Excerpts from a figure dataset
========================================================================

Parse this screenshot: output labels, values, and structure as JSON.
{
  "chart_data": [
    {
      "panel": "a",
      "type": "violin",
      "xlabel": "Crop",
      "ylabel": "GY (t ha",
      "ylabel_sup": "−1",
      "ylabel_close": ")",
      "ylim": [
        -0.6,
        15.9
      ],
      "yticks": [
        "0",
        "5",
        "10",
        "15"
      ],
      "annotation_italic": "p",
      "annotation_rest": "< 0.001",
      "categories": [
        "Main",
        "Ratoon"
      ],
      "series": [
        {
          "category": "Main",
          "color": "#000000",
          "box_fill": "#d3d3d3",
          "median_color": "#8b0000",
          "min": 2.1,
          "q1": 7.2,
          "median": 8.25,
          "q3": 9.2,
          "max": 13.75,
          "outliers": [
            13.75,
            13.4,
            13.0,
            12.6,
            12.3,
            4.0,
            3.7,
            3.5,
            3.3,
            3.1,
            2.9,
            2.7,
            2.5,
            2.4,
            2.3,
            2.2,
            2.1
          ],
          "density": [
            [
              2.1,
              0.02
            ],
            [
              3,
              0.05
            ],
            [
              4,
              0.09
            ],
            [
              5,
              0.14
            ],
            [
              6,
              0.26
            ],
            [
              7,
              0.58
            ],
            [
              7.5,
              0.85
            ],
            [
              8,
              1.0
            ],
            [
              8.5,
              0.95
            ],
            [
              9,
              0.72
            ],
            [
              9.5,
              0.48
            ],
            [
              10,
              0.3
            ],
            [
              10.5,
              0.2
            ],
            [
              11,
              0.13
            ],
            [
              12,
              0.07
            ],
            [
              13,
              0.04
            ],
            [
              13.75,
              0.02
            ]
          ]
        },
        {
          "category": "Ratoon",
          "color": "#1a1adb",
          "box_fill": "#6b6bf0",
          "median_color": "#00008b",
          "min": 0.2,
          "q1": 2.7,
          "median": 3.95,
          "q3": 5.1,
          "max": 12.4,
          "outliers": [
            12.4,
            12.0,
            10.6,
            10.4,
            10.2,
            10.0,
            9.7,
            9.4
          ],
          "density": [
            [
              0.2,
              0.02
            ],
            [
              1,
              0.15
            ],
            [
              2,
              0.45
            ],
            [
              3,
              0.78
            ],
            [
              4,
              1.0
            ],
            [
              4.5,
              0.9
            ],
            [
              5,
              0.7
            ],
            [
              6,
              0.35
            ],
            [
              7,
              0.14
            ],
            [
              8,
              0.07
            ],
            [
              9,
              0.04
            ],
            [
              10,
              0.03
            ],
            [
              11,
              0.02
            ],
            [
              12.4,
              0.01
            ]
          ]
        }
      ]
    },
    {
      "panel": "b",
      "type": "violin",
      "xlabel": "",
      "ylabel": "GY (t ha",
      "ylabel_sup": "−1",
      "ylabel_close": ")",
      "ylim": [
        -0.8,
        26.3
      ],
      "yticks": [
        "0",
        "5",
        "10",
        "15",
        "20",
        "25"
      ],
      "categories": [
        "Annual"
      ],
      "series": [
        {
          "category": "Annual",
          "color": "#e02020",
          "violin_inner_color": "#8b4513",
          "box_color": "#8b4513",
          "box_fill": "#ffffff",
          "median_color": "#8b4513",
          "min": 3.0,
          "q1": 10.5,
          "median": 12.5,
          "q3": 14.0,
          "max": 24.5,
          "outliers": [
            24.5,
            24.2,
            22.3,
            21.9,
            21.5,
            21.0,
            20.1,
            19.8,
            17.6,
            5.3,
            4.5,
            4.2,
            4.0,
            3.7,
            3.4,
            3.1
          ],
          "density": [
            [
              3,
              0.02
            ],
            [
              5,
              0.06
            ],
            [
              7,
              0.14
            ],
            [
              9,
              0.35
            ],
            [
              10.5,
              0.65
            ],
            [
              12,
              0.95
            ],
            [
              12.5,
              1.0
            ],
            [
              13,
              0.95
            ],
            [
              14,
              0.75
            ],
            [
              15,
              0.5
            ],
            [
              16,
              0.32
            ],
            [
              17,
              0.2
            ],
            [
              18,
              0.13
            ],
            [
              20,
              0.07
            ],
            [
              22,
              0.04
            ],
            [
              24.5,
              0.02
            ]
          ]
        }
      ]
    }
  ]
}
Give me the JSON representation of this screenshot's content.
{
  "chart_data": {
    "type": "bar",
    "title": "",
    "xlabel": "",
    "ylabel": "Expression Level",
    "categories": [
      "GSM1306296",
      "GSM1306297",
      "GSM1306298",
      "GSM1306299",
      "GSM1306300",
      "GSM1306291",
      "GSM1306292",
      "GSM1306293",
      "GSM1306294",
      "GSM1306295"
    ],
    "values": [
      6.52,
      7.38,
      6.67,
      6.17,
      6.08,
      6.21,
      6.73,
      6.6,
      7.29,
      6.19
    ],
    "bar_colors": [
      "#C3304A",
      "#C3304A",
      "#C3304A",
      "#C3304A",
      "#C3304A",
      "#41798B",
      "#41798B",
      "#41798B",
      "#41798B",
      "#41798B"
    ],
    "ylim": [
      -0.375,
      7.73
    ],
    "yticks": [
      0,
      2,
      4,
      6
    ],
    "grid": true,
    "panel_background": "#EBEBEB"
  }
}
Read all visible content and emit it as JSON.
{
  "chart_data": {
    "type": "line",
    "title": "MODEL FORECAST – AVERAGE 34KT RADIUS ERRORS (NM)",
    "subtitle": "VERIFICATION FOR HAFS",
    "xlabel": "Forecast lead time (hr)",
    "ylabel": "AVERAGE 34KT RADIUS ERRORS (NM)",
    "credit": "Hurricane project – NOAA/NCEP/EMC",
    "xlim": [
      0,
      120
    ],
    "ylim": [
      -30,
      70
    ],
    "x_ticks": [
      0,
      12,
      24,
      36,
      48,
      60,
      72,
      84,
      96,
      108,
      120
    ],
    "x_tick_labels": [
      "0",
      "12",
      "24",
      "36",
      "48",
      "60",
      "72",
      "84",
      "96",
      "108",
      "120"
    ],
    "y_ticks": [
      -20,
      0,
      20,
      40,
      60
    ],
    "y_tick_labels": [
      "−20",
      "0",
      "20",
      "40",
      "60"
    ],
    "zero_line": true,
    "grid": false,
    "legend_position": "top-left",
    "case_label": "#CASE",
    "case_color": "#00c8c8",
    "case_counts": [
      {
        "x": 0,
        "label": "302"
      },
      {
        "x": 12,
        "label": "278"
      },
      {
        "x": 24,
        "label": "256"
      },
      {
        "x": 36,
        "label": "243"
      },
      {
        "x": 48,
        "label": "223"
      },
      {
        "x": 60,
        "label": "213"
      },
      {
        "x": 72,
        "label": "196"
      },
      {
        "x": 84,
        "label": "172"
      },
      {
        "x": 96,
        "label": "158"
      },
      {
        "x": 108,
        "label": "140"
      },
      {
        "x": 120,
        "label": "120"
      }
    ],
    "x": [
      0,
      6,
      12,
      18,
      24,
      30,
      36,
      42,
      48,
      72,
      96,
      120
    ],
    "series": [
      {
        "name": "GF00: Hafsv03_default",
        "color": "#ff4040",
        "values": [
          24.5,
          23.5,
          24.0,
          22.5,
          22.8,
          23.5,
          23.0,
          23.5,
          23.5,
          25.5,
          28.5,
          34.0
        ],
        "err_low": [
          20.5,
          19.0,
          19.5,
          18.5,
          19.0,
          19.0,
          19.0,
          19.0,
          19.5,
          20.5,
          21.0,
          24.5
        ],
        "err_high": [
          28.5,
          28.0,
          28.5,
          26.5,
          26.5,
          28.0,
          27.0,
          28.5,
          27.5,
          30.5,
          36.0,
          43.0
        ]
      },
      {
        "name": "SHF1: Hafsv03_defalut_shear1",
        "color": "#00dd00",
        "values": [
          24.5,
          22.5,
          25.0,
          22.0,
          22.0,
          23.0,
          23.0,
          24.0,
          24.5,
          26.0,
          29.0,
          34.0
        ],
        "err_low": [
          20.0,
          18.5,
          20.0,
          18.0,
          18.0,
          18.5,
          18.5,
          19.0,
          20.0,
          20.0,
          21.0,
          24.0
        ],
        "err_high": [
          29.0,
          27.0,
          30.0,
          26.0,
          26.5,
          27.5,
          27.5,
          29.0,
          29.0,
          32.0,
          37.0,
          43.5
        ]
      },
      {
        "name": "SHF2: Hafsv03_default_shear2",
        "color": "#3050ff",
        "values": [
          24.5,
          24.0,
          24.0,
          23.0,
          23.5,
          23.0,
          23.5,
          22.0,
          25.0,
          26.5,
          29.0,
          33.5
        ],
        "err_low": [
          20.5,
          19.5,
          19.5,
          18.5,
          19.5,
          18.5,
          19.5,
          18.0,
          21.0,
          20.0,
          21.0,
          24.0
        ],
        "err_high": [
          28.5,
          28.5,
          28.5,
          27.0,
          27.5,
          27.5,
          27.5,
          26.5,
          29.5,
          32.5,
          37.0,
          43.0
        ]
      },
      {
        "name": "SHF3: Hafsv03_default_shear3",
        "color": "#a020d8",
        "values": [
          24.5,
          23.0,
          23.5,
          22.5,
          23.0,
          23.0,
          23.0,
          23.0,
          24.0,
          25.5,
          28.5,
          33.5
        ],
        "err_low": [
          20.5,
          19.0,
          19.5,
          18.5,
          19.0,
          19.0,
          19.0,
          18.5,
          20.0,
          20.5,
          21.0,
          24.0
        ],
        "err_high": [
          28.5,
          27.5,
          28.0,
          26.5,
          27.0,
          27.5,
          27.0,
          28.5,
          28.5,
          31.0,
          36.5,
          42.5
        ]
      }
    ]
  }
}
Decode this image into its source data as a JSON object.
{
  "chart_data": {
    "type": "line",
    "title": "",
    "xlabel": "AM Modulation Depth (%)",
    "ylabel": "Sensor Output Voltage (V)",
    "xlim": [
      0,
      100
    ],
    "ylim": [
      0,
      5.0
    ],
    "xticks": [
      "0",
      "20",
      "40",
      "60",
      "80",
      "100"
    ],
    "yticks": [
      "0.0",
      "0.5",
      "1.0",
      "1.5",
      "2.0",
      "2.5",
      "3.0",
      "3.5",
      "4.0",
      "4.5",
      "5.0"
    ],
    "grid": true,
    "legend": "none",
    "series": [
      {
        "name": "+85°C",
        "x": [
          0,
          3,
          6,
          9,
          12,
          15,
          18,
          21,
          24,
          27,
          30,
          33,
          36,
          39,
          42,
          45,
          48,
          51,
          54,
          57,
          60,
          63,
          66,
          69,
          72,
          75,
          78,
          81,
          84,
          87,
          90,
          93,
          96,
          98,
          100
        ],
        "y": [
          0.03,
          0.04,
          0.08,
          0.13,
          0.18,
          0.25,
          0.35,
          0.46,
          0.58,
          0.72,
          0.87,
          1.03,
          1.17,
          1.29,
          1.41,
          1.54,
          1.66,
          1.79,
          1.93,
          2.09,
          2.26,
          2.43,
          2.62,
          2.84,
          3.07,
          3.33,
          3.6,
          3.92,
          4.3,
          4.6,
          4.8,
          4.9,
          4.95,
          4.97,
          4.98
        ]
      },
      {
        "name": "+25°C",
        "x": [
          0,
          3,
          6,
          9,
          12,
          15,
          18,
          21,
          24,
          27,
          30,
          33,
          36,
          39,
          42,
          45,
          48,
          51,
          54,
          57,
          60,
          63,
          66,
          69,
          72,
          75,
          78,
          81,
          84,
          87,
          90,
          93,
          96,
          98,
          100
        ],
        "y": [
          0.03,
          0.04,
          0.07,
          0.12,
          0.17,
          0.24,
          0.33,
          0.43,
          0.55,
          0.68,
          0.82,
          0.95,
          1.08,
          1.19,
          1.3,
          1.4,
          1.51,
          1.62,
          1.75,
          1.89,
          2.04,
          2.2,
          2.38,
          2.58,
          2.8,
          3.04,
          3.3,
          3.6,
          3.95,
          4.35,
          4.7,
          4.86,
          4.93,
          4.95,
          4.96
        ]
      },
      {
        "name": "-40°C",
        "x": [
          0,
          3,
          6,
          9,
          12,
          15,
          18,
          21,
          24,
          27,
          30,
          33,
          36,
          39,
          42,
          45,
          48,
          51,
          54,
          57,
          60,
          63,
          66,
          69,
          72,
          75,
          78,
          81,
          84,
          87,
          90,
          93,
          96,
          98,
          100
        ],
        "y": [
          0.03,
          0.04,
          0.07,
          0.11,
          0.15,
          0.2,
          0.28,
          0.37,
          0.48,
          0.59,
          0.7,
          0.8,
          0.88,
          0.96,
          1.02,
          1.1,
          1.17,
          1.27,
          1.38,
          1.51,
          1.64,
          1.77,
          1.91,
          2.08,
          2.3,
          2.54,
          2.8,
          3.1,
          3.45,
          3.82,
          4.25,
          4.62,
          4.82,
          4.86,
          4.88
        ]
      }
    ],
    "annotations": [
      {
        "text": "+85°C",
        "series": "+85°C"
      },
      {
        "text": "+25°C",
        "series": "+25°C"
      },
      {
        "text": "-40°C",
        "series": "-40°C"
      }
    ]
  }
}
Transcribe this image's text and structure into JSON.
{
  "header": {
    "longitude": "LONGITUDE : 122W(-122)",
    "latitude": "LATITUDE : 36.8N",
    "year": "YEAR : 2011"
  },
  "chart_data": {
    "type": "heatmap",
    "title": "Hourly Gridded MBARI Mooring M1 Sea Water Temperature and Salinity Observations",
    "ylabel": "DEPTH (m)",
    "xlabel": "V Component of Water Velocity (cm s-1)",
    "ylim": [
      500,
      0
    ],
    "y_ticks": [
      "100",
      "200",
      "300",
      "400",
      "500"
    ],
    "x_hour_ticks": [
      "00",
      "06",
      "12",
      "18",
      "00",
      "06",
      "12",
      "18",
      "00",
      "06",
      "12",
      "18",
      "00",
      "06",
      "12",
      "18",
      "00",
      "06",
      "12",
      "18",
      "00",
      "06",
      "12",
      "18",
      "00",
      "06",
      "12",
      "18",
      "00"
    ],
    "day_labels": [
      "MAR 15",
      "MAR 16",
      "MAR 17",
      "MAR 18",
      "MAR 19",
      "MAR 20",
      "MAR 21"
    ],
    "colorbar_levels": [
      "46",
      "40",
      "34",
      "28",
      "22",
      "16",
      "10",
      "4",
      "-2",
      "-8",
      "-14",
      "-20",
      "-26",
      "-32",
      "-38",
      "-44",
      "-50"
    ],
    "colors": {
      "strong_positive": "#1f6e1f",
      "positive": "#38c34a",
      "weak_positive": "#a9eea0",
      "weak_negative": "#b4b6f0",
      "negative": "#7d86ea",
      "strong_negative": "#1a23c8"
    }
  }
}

========================================================================

### GOAL OF THE EXERCISE
Go through the listing above and locate each line that holds the word "content". Copy those lines.

### REPLY TO THE TASK
Give me the JSON representation of this screenshot's content.
Read all visible content and emit it as JSON.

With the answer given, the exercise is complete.